## TASK REQUIREMENTS
Gather the lines that hold the string "were".

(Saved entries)
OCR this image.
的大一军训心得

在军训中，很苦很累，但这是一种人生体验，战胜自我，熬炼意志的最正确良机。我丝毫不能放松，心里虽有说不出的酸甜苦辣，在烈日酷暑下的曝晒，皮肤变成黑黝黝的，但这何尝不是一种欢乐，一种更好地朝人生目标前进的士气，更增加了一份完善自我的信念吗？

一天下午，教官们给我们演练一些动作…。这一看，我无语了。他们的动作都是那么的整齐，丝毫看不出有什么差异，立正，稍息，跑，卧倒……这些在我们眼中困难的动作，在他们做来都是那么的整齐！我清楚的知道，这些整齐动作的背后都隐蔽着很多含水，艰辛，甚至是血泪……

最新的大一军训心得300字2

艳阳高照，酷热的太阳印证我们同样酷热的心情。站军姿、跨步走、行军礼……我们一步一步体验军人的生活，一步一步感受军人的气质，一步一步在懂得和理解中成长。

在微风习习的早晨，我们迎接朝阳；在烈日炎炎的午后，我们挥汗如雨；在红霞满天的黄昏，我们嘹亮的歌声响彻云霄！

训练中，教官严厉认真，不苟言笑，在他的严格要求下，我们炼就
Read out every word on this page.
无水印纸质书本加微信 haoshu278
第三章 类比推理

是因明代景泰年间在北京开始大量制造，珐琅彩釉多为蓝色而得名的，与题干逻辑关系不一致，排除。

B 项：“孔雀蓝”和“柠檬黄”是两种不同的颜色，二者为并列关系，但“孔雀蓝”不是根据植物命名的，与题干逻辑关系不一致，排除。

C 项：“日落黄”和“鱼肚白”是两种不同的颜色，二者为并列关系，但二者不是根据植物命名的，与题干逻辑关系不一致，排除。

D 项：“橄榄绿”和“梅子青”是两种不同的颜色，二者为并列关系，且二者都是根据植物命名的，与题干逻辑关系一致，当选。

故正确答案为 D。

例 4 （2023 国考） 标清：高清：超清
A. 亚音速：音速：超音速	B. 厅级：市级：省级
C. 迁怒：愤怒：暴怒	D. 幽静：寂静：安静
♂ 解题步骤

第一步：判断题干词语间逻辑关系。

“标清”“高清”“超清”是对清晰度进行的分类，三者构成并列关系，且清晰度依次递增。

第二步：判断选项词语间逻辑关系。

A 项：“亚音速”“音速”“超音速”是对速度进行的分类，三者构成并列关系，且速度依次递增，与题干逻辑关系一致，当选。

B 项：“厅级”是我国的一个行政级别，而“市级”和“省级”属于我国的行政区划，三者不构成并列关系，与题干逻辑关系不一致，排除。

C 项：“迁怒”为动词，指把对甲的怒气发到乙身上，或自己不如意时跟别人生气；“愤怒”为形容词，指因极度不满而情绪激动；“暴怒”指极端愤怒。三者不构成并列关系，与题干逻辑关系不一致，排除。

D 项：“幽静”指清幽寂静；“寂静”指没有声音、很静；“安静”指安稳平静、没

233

--

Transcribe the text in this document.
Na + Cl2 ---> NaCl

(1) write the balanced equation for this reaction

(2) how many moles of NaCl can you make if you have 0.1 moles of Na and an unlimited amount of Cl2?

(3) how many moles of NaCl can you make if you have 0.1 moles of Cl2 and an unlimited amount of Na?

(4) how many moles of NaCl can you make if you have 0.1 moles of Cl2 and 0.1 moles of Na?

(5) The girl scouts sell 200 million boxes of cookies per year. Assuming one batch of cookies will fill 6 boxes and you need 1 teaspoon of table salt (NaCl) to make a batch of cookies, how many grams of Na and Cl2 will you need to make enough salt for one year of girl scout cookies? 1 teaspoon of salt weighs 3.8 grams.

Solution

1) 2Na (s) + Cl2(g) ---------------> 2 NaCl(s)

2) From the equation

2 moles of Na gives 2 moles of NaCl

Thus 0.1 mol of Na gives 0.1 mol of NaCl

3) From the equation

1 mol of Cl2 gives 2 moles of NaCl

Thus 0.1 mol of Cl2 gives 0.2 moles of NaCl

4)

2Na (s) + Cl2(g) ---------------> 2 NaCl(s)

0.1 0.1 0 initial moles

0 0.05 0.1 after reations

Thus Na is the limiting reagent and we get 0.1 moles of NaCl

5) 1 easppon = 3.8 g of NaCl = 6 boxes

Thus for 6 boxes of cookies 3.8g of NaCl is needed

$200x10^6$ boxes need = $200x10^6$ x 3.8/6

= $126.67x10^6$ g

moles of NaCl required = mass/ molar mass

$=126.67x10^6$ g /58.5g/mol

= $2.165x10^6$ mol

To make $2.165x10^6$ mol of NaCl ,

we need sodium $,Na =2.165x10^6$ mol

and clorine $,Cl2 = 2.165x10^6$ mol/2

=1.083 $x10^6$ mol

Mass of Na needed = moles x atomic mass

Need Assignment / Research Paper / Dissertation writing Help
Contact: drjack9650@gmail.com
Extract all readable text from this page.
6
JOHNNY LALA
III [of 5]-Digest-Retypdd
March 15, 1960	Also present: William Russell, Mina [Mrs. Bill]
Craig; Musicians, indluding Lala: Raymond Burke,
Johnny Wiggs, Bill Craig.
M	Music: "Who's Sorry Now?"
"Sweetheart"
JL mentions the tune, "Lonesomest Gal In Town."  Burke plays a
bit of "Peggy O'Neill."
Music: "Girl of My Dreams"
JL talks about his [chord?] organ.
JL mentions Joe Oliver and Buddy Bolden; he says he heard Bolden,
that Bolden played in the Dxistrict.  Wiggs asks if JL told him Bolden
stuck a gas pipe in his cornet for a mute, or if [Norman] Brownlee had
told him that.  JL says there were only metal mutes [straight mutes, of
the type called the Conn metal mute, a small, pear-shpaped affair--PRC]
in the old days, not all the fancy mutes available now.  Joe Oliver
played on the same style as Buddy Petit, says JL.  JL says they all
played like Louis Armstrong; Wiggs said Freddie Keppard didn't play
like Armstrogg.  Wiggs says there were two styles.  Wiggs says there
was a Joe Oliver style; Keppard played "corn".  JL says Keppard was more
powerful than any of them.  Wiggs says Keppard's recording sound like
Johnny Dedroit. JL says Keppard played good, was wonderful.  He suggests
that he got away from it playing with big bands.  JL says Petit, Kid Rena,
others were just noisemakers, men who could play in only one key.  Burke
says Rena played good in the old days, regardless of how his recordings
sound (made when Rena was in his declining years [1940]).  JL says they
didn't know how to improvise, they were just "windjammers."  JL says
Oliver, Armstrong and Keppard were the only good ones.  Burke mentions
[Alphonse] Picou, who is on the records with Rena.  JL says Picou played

* * *

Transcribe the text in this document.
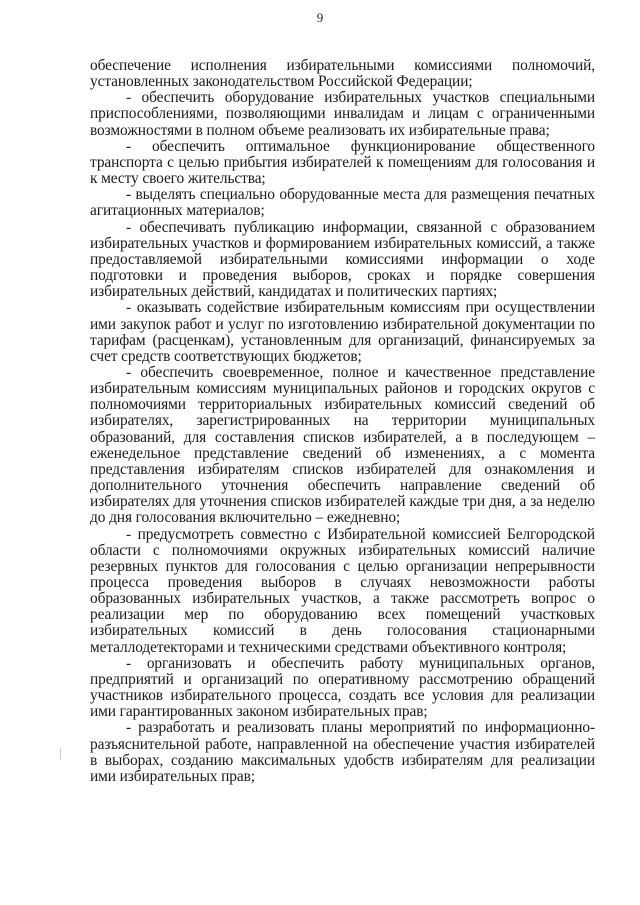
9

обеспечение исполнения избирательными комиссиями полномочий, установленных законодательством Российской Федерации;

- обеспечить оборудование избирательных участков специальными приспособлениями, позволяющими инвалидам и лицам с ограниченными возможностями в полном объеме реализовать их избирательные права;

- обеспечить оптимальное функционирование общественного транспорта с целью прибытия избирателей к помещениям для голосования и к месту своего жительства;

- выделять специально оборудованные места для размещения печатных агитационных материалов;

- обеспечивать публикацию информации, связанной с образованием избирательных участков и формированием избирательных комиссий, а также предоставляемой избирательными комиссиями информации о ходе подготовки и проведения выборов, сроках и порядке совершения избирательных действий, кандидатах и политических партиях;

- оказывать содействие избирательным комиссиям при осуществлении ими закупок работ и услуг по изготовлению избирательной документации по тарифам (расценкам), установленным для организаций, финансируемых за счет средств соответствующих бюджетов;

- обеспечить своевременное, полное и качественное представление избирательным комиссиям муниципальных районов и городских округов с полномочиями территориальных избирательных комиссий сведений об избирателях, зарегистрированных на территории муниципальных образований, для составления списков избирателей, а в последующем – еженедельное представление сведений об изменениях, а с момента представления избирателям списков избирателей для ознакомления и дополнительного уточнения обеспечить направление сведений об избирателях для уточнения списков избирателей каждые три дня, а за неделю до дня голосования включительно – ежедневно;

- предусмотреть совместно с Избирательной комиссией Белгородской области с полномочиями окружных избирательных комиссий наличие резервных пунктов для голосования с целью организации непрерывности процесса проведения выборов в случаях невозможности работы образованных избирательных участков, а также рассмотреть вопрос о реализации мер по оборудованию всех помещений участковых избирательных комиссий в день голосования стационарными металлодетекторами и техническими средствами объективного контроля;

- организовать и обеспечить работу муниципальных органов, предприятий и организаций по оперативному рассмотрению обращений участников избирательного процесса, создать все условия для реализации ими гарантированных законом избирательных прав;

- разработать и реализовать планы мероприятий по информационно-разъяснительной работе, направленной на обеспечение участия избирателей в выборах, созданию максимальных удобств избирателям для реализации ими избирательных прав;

## SOLUTION TO THE PROBLEM
told him that.  JL says there were only metal mutes [straight mutes, of
like Armstrogg.  Wiggs says there were two styles.  Wiggs says there
others were just noisemakers, men who could play in only one key.  Burke
didn't know how to improvise, they were just "windjammers."  JL says
Oliver, Armstrong and Keppard were the only good ones.  Burke mentions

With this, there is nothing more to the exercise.